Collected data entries
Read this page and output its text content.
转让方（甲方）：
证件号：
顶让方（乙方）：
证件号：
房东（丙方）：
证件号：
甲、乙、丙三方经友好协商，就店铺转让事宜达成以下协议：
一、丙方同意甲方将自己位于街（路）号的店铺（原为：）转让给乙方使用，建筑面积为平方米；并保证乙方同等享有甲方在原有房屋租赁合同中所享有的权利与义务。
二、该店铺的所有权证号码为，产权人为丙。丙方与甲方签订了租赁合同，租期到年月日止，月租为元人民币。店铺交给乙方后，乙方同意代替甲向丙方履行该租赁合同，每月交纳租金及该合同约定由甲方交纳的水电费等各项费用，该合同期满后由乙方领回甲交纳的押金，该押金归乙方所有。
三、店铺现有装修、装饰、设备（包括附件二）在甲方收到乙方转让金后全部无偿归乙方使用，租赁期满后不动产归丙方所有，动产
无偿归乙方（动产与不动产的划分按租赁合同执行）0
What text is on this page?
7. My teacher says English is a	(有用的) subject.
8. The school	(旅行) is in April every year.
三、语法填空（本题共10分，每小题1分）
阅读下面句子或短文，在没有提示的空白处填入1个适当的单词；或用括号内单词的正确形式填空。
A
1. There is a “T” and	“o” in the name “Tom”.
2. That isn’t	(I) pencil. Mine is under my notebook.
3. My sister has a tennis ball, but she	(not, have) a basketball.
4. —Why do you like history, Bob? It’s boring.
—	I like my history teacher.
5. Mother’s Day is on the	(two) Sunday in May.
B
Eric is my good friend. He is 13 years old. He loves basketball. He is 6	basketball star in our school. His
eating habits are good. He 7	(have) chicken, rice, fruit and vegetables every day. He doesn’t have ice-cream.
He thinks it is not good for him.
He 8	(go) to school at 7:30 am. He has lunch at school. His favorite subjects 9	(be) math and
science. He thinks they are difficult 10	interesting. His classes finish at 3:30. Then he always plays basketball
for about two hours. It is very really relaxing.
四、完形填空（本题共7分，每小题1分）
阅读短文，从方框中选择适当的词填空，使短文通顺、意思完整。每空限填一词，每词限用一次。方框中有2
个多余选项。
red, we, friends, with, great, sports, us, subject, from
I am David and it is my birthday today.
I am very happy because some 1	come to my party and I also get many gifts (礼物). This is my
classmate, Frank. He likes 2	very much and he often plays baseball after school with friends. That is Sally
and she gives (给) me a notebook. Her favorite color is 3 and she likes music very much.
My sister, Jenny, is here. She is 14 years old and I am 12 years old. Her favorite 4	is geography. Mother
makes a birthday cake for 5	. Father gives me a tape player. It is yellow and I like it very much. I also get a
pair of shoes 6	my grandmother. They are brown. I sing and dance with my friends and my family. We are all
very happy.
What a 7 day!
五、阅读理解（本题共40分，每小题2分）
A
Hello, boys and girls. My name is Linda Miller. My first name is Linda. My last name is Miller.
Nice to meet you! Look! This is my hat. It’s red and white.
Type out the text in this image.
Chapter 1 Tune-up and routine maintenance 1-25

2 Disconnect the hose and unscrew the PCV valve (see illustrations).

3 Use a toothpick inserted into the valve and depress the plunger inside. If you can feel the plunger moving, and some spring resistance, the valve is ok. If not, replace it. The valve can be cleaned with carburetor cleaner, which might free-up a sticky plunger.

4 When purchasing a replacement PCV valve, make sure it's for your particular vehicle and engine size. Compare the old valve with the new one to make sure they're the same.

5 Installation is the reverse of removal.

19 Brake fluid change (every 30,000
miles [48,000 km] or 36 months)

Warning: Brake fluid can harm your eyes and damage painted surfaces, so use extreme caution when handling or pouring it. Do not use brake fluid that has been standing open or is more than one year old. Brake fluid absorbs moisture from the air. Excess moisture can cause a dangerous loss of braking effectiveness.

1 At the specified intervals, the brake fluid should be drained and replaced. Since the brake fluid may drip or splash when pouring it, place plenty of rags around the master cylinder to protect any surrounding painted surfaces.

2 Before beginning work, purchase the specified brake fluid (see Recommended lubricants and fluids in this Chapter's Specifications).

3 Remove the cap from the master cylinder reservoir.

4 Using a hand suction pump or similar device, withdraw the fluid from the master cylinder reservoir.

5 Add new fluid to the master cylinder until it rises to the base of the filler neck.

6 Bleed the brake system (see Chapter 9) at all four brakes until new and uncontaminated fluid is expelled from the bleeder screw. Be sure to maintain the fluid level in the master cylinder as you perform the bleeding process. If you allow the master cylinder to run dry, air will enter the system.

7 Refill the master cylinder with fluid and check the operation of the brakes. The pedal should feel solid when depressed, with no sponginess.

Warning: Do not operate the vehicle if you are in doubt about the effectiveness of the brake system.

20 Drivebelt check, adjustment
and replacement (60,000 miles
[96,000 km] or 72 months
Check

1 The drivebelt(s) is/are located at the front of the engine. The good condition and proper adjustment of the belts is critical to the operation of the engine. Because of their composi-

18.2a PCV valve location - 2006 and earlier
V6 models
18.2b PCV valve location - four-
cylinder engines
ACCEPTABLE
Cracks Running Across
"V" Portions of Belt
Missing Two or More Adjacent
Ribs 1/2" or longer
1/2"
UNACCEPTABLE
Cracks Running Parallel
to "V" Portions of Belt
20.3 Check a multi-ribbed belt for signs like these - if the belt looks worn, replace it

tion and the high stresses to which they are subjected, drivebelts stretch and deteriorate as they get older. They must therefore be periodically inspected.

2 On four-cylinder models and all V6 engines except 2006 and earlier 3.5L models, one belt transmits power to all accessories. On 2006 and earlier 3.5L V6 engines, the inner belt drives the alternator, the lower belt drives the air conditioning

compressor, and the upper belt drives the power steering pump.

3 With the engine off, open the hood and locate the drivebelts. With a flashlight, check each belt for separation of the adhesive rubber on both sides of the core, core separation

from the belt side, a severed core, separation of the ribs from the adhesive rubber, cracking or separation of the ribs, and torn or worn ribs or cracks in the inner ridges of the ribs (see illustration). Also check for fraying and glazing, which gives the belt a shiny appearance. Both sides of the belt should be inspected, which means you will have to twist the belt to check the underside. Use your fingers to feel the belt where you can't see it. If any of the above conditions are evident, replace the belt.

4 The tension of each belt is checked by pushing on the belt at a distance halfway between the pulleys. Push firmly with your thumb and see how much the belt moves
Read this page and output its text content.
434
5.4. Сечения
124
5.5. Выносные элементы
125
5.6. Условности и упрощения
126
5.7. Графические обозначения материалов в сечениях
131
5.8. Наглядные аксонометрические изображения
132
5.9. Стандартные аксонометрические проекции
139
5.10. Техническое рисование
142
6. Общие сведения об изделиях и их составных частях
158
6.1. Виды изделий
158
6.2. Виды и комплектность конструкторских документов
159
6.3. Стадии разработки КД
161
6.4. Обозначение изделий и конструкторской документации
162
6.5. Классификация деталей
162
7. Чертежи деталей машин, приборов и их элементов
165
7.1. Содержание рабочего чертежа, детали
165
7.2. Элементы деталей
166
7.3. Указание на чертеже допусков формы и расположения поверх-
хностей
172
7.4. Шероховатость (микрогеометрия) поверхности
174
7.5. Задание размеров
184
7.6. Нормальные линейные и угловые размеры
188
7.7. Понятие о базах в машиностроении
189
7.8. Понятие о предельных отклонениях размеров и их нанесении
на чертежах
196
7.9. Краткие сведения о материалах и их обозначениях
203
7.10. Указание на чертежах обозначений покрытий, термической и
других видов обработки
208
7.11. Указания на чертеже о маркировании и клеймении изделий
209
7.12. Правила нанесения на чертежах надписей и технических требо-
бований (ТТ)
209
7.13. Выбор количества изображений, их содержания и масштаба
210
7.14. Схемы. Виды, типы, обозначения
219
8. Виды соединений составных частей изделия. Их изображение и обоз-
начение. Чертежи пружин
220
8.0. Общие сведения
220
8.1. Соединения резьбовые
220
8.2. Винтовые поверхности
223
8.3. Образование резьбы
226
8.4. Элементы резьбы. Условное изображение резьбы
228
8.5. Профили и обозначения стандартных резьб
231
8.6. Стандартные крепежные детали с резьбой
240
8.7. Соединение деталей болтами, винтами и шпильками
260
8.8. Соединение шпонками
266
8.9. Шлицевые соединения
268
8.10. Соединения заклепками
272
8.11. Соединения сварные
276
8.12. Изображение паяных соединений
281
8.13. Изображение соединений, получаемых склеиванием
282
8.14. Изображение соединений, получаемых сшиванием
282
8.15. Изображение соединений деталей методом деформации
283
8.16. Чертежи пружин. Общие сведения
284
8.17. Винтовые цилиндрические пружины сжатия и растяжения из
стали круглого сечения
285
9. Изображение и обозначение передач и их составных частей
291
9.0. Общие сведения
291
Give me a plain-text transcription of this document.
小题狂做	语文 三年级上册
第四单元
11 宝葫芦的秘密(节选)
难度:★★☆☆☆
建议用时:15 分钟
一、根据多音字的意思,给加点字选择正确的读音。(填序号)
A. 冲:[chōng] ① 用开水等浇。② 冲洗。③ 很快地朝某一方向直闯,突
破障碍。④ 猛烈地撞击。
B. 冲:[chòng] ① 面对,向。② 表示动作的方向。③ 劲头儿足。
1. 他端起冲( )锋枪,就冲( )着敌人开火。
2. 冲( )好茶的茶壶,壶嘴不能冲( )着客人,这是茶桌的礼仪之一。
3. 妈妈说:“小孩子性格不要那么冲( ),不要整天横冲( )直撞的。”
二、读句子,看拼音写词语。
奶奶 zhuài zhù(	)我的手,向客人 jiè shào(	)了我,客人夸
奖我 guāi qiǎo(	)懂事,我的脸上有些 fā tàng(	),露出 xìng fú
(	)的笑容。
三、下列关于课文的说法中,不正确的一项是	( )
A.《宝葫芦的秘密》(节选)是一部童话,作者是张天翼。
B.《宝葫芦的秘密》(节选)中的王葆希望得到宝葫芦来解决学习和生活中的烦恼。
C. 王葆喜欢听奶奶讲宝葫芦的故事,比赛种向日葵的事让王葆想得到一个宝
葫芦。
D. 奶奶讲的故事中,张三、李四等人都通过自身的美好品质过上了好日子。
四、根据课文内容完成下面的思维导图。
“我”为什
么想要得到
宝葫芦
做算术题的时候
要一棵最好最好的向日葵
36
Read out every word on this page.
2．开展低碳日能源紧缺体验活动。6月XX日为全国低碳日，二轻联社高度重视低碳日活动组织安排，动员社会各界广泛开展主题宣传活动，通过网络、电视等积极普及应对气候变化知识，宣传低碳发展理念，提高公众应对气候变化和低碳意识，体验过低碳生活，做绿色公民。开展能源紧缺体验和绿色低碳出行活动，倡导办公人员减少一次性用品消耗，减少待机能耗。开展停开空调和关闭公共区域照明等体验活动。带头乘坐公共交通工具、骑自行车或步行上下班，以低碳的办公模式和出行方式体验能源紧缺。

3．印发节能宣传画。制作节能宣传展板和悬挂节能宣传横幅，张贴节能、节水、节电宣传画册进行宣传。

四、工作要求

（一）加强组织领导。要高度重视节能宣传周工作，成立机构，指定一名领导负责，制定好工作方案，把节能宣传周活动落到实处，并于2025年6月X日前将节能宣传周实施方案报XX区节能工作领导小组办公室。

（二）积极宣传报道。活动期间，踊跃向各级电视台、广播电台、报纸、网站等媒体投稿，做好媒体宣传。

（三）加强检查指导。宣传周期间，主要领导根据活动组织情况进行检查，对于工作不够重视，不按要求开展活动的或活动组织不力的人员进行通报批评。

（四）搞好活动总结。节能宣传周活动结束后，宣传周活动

Goal: Where a line above holds the string "school", show that line.

Response:
8. The school	(旅行) is in April every year.
Eric is my good friend. He is 13 years old. He loves basketball. He is 6	basketball star in our school. His
He 8	(go) to school at 7:30 am. He has lunch at school. His favorite subjects 9	(be) math and
classmate, Frank. He likes 2	very much and he often plays baseball after school with friends. That is Sally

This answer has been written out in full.